*** Data for this exercise ***

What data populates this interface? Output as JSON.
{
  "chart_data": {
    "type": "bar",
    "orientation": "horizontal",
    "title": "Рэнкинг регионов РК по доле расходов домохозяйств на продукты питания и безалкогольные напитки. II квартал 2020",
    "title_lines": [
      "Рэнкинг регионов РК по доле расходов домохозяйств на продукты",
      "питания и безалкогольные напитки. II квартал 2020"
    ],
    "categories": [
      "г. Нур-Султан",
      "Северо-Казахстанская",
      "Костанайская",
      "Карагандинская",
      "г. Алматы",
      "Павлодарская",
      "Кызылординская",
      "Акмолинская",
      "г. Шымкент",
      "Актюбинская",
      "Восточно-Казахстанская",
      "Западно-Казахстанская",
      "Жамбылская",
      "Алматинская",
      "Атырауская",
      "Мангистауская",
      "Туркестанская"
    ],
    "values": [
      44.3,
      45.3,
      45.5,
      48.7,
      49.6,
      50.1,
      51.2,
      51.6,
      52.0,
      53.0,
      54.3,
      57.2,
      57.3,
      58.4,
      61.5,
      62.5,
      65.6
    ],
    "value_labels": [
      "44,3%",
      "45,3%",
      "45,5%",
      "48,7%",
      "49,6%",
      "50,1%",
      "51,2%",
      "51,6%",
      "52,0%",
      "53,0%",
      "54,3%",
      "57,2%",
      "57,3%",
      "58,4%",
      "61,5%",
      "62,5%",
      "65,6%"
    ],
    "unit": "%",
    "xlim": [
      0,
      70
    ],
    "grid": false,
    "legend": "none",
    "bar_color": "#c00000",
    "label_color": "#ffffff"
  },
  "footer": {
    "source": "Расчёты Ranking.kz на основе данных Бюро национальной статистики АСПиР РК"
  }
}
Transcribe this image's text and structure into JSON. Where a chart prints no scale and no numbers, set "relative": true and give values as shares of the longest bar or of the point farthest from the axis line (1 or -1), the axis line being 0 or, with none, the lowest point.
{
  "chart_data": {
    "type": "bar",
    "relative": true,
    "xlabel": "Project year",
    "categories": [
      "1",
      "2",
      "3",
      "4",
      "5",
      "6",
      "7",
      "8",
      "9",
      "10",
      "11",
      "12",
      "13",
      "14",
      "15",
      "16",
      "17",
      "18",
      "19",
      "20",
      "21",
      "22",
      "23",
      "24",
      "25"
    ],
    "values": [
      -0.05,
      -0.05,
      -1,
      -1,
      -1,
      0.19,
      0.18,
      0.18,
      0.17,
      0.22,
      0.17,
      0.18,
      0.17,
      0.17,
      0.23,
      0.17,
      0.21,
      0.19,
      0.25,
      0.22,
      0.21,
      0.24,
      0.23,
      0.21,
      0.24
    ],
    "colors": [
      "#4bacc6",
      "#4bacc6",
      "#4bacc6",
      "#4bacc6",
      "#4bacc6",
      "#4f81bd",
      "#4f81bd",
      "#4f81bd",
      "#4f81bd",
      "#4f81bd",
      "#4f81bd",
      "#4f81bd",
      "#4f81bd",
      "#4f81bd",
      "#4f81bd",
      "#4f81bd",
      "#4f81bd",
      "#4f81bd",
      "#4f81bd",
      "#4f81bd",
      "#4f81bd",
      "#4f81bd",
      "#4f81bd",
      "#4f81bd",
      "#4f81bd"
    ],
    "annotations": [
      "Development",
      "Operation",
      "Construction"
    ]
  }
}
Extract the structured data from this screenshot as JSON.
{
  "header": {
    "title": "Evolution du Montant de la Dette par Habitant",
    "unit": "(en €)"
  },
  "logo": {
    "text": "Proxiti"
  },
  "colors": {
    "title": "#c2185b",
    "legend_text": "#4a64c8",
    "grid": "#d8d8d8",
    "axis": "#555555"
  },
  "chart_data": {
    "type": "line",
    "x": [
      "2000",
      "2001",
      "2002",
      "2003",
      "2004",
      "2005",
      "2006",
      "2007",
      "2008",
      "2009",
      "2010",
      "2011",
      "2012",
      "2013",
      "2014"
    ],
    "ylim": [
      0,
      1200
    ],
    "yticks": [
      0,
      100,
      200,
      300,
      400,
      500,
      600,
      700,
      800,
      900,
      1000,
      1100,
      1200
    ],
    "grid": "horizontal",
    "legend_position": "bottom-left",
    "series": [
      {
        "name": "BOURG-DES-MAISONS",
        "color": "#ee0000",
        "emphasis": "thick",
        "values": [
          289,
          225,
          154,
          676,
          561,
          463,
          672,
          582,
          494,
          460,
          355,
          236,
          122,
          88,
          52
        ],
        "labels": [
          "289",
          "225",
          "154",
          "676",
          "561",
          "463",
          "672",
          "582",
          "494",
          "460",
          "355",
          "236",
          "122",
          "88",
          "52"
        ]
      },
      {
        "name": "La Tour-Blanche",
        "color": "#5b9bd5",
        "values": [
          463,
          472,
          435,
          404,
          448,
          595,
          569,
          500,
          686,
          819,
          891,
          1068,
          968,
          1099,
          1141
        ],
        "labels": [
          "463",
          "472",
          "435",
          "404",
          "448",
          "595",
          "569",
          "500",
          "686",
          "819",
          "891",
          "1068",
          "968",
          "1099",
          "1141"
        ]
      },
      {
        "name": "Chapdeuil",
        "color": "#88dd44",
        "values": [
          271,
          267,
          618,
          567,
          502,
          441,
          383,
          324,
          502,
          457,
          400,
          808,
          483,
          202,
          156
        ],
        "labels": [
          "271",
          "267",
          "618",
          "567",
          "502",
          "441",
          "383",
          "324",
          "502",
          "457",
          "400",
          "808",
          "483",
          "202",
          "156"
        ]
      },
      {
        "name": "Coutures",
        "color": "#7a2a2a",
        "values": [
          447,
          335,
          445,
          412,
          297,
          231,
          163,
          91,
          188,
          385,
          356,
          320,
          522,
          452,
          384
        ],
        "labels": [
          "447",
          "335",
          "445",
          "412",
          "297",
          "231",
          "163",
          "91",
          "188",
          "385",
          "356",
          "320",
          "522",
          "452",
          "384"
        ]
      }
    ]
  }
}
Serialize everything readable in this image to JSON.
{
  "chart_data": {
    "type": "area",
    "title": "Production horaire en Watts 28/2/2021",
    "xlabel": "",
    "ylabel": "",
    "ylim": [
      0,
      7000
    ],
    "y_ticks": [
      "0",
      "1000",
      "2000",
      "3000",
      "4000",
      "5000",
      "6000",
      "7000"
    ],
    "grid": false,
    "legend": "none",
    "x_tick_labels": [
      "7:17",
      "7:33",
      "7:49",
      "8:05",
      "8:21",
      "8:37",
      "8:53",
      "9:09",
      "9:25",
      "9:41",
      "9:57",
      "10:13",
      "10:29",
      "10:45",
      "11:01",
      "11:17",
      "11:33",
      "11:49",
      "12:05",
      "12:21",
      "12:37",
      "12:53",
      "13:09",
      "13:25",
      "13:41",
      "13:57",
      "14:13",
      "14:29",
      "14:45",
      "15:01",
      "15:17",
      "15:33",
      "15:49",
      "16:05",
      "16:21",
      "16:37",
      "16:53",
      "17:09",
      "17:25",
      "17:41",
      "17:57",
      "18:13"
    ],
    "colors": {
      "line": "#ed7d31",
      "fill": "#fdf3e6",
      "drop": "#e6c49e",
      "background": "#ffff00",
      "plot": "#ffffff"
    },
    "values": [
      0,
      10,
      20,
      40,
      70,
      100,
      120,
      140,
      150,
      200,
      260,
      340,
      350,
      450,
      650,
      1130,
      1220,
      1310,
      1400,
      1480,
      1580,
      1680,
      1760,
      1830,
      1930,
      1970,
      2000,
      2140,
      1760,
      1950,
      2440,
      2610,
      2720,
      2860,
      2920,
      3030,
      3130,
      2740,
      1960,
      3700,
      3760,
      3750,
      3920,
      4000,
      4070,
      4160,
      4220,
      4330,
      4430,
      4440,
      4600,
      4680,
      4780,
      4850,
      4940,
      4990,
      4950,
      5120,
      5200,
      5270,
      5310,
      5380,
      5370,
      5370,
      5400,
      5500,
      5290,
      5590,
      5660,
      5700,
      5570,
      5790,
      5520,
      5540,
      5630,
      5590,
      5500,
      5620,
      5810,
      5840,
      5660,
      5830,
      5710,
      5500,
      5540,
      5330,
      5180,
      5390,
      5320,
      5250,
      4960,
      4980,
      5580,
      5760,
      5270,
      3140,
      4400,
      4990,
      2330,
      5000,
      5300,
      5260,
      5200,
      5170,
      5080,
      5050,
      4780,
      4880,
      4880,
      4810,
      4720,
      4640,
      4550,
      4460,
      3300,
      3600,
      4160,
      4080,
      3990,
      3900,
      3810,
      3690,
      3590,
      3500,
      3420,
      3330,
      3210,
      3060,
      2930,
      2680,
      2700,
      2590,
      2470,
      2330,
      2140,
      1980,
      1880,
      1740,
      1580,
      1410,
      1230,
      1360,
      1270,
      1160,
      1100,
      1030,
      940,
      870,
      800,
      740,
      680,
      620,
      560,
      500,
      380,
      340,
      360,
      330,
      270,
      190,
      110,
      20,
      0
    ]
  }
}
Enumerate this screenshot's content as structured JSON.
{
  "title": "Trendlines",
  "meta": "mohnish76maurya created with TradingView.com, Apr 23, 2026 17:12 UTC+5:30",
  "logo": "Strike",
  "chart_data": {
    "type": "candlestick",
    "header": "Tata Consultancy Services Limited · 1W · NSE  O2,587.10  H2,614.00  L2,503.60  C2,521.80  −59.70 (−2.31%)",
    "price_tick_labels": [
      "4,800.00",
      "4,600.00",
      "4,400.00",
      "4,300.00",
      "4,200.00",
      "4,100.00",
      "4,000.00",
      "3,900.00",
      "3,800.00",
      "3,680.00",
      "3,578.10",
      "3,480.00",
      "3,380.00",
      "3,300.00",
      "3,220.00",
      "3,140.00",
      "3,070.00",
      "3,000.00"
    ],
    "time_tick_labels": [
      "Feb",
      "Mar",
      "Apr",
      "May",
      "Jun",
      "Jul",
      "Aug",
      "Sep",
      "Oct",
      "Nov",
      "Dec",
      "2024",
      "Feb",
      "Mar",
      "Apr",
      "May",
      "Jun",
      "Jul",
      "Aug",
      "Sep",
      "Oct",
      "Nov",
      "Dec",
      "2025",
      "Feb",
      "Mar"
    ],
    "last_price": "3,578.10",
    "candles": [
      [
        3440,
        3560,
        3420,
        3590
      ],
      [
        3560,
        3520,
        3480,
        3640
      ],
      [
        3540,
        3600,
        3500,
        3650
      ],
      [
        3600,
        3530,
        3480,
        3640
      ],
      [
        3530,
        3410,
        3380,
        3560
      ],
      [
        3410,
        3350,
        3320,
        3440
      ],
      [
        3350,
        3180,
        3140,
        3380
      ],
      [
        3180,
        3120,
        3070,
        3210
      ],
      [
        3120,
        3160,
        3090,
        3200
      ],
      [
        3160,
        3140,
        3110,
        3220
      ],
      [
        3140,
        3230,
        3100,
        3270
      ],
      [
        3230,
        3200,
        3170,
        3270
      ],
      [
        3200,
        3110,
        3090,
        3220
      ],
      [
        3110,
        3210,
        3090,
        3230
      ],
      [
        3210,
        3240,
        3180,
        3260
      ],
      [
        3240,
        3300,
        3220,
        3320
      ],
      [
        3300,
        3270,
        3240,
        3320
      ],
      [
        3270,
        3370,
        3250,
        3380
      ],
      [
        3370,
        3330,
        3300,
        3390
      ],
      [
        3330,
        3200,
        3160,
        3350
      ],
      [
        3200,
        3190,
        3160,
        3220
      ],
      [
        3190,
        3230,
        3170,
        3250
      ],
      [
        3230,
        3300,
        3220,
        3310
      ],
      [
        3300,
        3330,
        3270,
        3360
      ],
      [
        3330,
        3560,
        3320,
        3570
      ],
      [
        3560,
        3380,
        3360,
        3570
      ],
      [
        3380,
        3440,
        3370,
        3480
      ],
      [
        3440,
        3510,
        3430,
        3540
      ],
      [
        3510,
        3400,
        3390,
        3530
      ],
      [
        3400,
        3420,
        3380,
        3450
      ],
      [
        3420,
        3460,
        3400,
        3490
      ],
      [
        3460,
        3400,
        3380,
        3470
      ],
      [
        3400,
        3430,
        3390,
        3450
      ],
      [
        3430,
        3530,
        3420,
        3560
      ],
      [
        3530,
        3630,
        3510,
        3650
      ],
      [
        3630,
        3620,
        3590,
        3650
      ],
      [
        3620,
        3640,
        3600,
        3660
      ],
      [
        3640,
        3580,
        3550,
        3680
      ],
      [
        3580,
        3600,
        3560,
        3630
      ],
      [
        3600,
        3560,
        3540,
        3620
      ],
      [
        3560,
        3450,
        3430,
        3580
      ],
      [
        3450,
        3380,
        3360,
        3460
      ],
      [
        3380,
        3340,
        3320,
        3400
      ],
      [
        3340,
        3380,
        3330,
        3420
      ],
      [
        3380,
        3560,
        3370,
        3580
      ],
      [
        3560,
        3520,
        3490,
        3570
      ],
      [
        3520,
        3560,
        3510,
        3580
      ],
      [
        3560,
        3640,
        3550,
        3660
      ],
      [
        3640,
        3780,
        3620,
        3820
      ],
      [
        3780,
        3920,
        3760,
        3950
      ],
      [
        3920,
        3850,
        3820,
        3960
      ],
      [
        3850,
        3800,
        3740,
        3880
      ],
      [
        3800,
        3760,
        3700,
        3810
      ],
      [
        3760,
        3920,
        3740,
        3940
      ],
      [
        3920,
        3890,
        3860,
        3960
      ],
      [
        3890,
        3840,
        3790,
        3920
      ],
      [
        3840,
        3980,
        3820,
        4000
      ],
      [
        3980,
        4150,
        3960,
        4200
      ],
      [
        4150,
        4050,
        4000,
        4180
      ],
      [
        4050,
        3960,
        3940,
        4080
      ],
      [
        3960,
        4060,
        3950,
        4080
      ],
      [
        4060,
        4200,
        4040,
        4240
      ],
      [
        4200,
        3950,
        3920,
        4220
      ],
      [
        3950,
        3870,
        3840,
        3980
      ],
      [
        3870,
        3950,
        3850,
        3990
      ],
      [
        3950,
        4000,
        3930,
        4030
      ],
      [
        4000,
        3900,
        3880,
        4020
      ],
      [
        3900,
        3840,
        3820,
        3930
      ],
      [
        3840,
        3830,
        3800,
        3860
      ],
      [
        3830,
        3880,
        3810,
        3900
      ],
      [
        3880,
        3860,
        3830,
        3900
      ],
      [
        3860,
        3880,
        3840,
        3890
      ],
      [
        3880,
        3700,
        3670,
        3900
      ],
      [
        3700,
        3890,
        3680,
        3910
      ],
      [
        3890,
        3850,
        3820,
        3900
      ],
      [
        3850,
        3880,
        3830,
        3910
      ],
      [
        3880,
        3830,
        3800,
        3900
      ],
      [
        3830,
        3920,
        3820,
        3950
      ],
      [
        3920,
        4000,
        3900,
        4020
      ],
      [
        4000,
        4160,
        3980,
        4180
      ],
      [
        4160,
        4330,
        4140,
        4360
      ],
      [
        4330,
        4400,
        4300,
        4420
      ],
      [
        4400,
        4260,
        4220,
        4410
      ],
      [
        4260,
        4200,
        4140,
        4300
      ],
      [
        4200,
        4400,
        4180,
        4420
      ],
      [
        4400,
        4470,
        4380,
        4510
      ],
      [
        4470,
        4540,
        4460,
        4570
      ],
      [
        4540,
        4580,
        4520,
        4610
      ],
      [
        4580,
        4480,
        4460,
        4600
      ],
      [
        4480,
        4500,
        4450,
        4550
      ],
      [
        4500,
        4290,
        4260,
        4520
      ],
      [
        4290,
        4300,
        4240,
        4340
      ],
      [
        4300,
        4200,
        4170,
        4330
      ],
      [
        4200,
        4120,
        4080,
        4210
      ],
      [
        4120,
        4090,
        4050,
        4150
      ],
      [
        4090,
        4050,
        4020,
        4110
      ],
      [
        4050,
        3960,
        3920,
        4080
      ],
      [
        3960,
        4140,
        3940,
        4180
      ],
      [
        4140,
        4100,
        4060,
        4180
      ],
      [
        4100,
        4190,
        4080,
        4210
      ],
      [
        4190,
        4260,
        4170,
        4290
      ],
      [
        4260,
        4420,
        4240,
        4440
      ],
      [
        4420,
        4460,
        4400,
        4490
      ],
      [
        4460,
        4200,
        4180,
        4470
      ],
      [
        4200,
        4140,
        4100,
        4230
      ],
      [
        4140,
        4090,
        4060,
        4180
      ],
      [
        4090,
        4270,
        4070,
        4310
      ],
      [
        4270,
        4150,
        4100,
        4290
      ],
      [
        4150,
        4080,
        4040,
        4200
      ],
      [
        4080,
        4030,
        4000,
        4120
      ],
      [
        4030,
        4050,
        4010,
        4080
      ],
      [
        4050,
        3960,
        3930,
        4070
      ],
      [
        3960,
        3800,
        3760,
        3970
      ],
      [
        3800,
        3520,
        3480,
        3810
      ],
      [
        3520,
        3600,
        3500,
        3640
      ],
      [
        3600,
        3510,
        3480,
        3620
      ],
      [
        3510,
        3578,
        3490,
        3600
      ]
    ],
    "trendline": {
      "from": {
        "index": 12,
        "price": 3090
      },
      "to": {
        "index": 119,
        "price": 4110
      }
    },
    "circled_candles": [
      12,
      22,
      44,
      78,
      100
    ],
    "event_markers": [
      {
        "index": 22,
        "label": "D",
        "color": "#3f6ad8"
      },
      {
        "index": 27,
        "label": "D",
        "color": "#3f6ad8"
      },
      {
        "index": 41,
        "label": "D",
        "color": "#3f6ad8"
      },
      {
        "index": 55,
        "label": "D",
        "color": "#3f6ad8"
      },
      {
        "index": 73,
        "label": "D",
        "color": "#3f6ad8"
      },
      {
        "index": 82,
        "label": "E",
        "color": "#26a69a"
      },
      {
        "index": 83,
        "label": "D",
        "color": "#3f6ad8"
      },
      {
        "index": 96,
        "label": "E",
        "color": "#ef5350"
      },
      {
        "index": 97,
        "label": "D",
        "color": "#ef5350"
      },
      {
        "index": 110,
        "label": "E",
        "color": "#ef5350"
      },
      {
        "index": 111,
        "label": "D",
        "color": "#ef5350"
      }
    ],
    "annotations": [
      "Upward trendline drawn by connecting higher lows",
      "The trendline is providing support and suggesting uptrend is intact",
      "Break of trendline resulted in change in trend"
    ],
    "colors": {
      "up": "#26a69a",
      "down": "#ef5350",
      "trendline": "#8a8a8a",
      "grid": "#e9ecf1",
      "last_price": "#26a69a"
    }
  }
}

***

■ **Directions for this task**: Some lines of the records may hold the word "питания". How many do? Answer with a number and nothing else.

■ **Completed task**: 2